* Start Material for the task *

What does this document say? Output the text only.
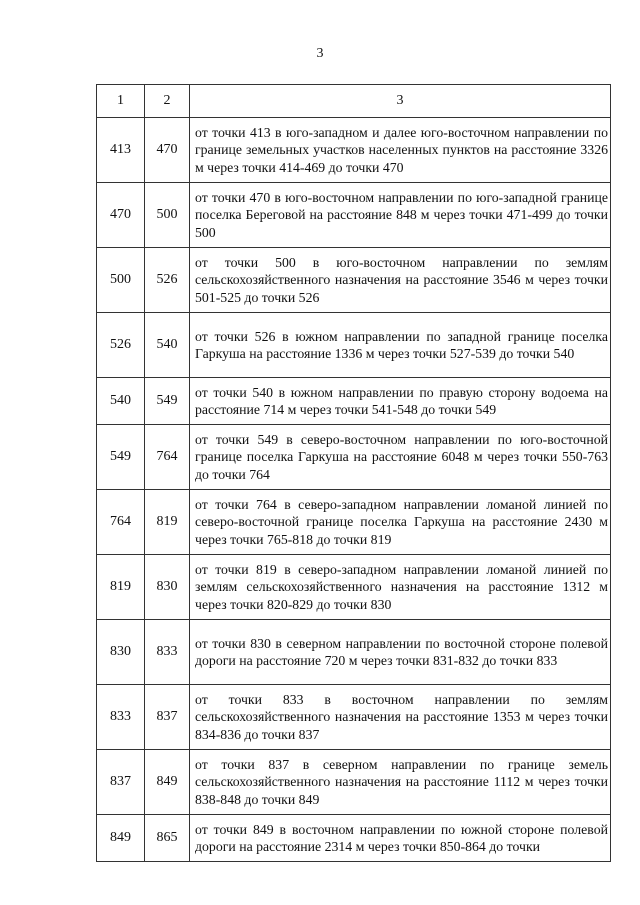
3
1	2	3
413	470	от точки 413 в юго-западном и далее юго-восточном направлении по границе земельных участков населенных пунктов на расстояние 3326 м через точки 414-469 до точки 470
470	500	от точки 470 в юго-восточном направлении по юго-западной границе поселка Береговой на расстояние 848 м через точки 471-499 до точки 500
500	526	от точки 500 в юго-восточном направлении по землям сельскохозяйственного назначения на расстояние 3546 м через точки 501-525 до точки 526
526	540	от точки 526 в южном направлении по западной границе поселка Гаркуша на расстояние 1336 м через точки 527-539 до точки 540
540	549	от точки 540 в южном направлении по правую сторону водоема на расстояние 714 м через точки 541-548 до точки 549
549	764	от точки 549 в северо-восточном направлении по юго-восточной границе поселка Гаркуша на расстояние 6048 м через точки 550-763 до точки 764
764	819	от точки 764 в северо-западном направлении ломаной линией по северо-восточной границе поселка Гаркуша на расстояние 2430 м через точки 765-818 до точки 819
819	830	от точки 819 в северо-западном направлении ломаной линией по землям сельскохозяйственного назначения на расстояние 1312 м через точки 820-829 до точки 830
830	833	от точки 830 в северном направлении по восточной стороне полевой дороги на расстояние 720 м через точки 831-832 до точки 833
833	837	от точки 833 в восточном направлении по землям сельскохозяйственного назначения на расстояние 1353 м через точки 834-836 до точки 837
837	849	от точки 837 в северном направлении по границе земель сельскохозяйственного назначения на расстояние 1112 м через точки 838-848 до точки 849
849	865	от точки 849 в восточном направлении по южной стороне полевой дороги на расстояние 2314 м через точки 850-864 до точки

* End Material for the task *

Restate the data above exactly, stripping out each image.

In response.
What does this document say? Output the text only.
3
1	2	3
413	470	от точки 413 в юго-западном и далее юго-восточном направлении по границе земельных участков населенных пунктов на расстояние 3326 м через точки 414-469 до точки 470
470	500	от точки 470 в юго-восточном направлении по юго-западной границе поселка Береговой на расстояние 848 м через точки 471-499 до точки 500
500	526	от точки 500 в юго-восточном направлении по землям сельскохозяйственного назначения на расстояние 3546 м через точки 501-525 до точки 526
526	540	от точки 526 в южном направлении по западной границе поселка Гаркуша на расстояние 1336 м через точки 527-539 до точки 540
540	549	от точки 540 в южном направлении по правую сторону водоема на расстояние 714 м через точки 541-548 до точки 549
549	764	от точки 549 в северо-восточном направлении по юго-восточной границе поселка Гаркуша на расстояние 6048 м через точки 550-763 до точки 764
764	819	от точки 764 в северо-западном направлении ломаной линией по северо-восточной границе поселка Гаркуша на расстояние 2430 м через точки 765-818 до точки 819
819	830	от точки 819 в северо-западном направлении ломаной линией по землям сельскохозяйственного назначения на расстояние 1312 м через точки 820-829 до точки 830
830	833	от точки 830 в северном направлении по восточной стороне полевой дороги на расстояние 720 м через точки 831-832 до точки 833
833	837	от точки 833 в восточном направлении по землям сельскохозяйственного назначения на расстояние 1353 м через точки 834-836 до точки 837
837	849	от точки 837 в северном направлении по границе земель сельскохозяйственного назначения на расстояние 1112 м через точки 838-848 до точки 849
849	865	от точки 849 в восточном направлении по южной стороне полевой дороги на расстояние 2314 м через точки 850-864 до точки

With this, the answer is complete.